» **Goal**
Below is a listing; write it out exactly and drop any images from it.

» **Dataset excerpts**
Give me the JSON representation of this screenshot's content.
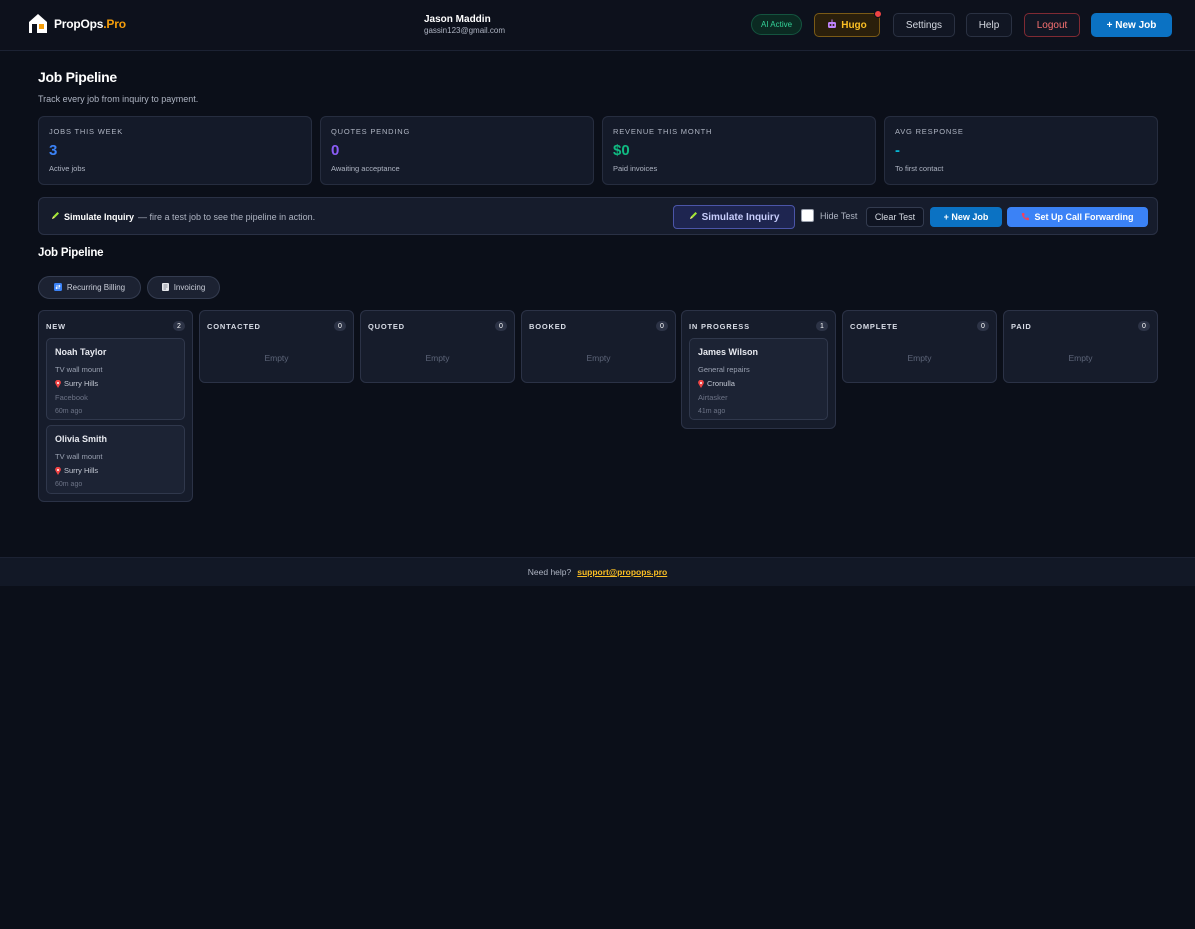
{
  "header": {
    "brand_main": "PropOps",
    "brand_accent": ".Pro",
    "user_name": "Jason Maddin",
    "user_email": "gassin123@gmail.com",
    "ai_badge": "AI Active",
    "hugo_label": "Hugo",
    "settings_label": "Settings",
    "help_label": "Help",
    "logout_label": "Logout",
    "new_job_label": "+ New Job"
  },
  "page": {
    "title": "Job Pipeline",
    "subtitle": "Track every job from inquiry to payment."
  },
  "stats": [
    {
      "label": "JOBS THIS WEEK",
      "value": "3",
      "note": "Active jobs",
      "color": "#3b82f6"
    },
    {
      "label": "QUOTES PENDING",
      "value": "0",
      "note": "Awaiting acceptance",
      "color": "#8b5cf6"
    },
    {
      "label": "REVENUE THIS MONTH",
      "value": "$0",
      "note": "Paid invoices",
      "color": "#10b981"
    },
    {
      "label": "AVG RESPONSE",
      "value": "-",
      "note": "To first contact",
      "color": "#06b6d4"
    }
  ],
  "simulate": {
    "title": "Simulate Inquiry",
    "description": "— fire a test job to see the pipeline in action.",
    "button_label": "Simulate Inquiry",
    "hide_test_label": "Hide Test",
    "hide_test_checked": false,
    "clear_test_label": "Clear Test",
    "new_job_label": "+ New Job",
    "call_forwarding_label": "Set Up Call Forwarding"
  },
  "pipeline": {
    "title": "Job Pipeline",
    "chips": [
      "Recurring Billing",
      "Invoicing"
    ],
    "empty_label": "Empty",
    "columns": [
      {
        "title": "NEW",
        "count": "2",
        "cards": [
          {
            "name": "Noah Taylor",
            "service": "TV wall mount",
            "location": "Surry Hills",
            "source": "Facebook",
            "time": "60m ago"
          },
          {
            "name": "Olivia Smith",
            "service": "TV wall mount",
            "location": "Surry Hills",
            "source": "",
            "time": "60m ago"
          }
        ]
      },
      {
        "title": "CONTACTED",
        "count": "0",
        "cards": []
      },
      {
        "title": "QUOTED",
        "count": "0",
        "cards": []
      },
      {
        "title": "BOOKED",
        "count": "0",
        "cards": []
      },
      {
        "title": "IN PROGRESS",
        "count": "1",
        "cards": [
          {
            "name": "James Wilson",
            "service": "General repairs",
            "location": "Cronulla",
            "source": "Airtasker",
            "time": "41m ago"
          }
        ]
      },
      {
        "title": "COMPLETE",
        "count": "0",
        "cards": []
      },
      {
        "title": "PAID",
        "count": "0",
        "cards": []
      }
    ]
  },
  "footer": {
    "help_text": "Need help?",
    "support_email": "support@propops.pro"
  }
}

» **Solution below**
Give me the JSON representation of this screenshot's content.
{
  "header": {
    "brand_main": "PropOps",
    "brand_accent": ".Pro",
    "user_name": "Jason Maddin",
    "user_email": "gassin123@gmail.com",
    "ai_badge": "AI Active",
    "hugo_label": "Hugo",
    "settings_label": "Settings",
    "help_label": "Help",
    "logout_label": "Logout",
    "new_job_label": "+ New Job"
  },
  "page": {
    "title": "Job Pipeline",
    "subtitle": "Track every job from inquiry to payment."
  },
  "stats": [
    {
      "label": "JOBS THIS WEEK",
      "value": "3",
      "note": "Active jobs",
      "color": "#3b82f6"
    },
    {
      "label": "QUOTES PENDING",
      "value": "0",
      "note": "Awaiting acceptance",
      "color": "#8b5cf6"
    },
    {
      "label": "REVENUE THIS MONTH",
      "value": "$0",
      "note": "Paid invoices",
      "color": "#10b981"
    },
    {
      "label": "AVG RESPONSE",
      "value": "-",
      "note": "To first contact",
      "color": "#06b6d4"
    }
  ],
  "simulate": {
    "title": "Simulate Inquiry",
    "description": "— fire a test job to see the pipeline in action.",
    "button_label": "Simulate Inquiry",
    "hide_test_label": "Hide Test",
    "hide_test_checked": false,
    "clear_test_label": "Clear Test",
    "new_job_label": "+ New Job",
    "call_forwarding_label": "Set Up Call Forwarding"
  },
  "pipeline": {
    "title": "Job Pipeline",
    "chips": [
      "Recurring Billing",
      "Invoicing"
    ],
    "empty_label": "Empty",
    "columns": [
      {
        "title": "NEW",
        "count": "2",
        "cards": [
          {
            "name": "Noah Taylor",
            "service": "TV wall mount",
            "location": "Surry Hills",
            "source": "Facebook",
            "time": "60m ago"
          },
          {
            "name": "Olivia Smith",
            "service": "TV wall mount",
            "location": "Surry Hills",
            "source": "",
            "time": "60m ago"
          }
        ]
      },
      {
        "title": "CONTACTED",
        "count": "0",
        "cards": []
      },
      {
        "title": "QUOTED",
        "count": "0",
        "cards": []
      },
      {
        "title": "BOOKED",
        "count": "0",
        "cards": []
      },
      {
        "title": "IN PROGRESS",
        "count": "1",
        "cards": [
          {
            "name": "James Wilson",
            "service": "General repairs",
            "location": "Cronulla",
            "source": "Airtasker",
            "time": "41m ago"
          }
        ]
      },
      {
        "title": "COMPLETE",
        "count": "0",
        "cards": []
      },
      {
        "title": "PAID",
        "count": "0",
        "cards": []
      }
    ]
  },
  "footer": {
    "help_text": "Need help?",
    "support_email": "support@propops.pro"
  }
}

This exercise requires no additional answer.